### Prompt
Reproduce each line exactly, including spacing and punctuation.

-- start Dataset records --

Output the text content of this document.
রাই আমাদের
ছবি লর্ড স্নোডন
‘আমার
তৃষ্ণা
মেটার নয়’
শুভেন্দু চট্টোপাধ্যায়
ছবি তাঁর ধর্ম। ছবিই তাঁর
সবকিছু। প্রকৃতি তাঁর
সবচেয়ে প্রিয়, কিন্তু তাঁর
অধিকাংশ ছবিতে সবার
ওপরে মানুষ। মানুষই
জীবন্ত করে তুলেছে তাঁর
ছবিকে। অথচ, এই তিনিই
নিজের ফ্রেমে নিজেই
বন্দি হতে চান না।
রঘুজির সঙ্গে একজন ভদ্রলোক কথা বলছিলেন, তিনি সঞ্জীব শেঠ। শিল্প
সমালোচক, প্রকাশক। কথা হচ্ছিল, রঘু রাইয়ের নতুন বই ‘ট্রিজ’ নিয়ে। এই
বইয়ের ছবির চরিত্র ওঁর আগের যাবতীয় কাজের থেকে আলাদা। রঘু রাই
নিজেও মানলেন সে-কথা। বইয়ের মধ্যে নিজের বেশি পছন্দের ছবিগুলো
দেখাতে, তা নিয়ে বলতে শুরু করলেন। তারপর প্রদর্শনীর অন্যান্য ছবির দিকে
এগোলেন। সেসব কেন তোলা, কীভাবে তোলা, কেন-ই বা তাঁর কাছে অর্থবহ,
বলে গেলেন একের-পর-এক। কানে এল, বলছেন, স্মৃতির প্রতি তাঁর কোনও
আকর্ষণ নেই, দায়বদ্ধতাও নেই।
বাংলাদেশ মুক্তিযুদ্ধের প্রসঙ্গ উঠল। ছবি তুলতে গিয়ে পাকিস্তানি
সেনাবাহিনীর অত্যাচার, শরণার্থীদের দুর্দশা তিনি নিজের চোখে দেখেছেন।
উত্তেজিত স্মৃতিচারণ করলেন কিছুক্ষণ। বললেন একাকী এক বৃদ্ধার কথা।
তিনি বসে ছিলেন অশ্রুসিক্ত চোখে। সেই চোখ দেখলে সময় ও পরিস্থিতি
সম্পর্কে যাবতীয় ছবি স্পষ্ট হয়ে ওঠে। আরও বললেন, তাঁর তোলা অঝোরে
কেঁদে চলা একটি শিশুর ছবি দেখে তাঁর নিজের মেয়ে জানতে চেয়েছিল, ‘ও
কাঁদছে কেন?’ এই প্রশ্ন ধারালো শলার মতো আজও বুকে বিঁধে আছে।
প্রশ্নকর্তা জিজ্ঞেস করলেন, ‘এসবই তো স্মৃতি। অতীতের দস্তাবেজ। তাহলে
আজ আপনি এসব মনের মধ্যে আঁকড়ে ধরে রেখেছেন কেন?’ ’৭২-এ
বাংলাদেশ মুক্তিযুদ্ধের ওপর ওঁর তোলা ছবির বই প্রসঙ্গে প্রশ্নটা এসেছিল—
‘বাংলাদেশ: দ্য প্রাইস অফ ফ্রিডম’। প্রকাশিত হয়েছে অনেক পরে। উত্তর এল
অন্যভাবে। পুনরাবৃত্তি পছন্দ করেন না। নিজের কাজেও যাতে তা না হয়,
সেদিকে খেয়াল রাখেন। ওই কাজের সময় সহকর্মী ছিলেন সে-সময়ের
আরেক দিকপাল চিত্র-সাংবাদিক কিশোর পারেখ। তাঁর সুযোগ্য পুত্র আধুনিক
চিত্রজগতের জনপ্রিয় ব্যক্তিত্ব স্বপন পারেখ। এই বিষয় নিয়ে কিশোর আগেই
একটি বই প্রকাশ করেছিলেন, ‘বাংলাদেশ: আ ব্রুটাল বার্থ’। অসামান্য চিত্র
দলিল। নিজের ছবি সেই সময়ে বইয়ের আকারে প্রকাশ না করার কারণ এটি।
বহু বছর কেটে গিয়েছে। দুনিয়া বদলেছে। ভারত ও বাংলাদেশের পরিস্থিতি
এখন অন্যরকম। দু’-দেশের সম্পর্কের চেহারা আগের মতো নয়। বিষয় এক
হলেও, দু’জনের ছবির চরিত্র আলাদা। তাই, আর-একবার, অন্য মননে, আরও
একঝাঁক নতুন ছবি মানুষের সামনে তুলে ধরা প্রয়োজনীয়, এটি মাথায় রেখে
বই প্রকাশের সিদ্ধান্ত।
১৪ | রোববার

-- end Dataset records --

### Result of this task
Output the text content of this document.
রাই আমাদের
ছবি লর্ড স্নোডন
‘আমার
তৃষ্ণা
মেটার নয়’
শুভেন্দু চট্টোপাধ্যায়
ছবি তাঁর ধর্ম। ছবিই তাঁর
সবকিছু। প্রকৃতি তাঁর
সবচেয়ে প্রিয়, কিন্তু তাঁর
অধিকাংশ ছবিতে সবার
ওপরে মানুষ। মানুষই
জীবন্ত করে তুলেছে তাঁর
ছবিকে। অথচ, এই তিনিই
নিজের ফ্রেমে নিজেই
বন্দি হতে চান না।
রঘুজির সঙ্গে একজন ভদ্রলোক কথা বলছিলেন, তিনি সঞ্জীব শেঠ। শিল্প
সমালোচক, প্রকাশক। কথা হচ্ছিল, রঘু রাইয়ের নতুন বই ‘ট্রিজ’ নিয়ে। এই
বইয়ের ছবির চরিত্র ওঁর আগের যাবতীয় কাজের থেকে আলাদা। রঘু রাই
নিজেও মানলেন সে-কথা। বইয়ের মধ্যে নিজের বেশি পছন্দের ছবিগুলো
দেখাতে, তা নিয়ে বলতে শুরু করলেন। তারপর প্রদর্শনীর অন্যান্য ছবির দিকে
এগোলেন। সেসব কেন তোলা, কীভাবে তোলা, কেন-ই বা তাঁর কাছে অর্থবহ,
বলে গেলেন একের-পর-এক। কানে এল, বলছেন, স্মৃতির প্রতি তাঁর কোনও
আকর্ষণ নেই, দায়বদ্ধতাও নেই।
বাংলাদেশ মুক্তিযুদ্ধের প্রসঙ্গ উঠল। ছবি তুলতে গিয়ে পাকিস্তানি
সেনাবাহিনীর অত্যাচার, শরণার্থীদের দুর্দশা তিনি নিজের চোখে দেখেছেন।
উত্তেজিত স্মৃতিচারণ করলেন কিছুক্ষণ। বললেন একাকী এক বৃদ্ধার কথা।
তিনি বসে ছিলেন অশ্রুসিক্ত চোখে। সেই চোখ দেখলে সময় ও পরিস্থিতি
সম্পর্কে যাবতীয় ছবি স্পষ্ট হয়ে ওঠে। আরও বললেন, তাঁর তোলা অঝোরে
কেঁদে চলা একটি শিশুর ছবি দেখে তাঁর নিজের মেয়ে জানতে চেয়েছিল, ‘ও
কাঁদছে কেন?’ এই প্রশ্ন ধারালো শলার মতো আজও বুকে বিঁধে আছে।
প্রশ্নকর্তা জিজ্ঞেস করলেন, ‘এসবই তো স্মৃতি। অতীতের দস্তাবেজ। তাহলে
আজ আপনি এসব মনের মধ্যে আঁকড়ে ধরে রেখেছেন কেন?’ ’৭২-এ
বাংলাদেশ মুক্তিযুদ্ধের ওপর ওঁর তোলা ছবির বই প্রসঙ্গে প্রশ্নটা এসেছিল—
‘বাংলাদেশ: দ্য প্রাইস অফ ফ্রিডম’। প্রকাশিত হয়েছে অনেক পরে। উত্তর এল
অন্যভাবে। পুনরাবৃত্তি পছন্দ করেন না। নিজের কাজেও যাতে তা না হয়,
সেদিকে খেয়াল রাখেন। ওই কাজের সময় সহকর্মী ছিলেন সে-সময়ের
আরেক দিকপাল চিত্র-সাংবাদিক কিশোর পারেখ। তাঁর সুযোগ্য পুত্র আধুনিক
চিত্রজগতের জনপ্রিয় ব্যক্তিত্ব স্বপন পারেখ। এই বিষয় নিয়ে কিশোর আগেই
একটি বই প্রকাশ করেছিলেন, ‘বাংলাদেশ: আ ব্রুটাল বার্থ’। অসামান্য চিত্র
দলিল। নিজের ছবি সেই সময়ে বইয়ের আকারে প্রকাশ না করার কারণ এটি।
বহু বছর কেটে গিয়েছে। দুনিয়া বদলেছে। ভারত ও বাংলাদেশের পরিস্থিতি
এখন অন্যরকম। দু’-দেশের সম্পর্কের চেহারা আগের মতো নয়। বিষয় এক
হলেও, দু’জনের ছবির চরিত্র আলাদা। তাই, আর-একবার, অন্য মননে, আরও
একঝাঁক নতুন ছবি মানুষের সামনে তুলে ধরা প্রয়োজনীয়, এটি মাথায় রেখে
বই প্রকাশের সিদ্ধান্ত।
১৪ | রোববার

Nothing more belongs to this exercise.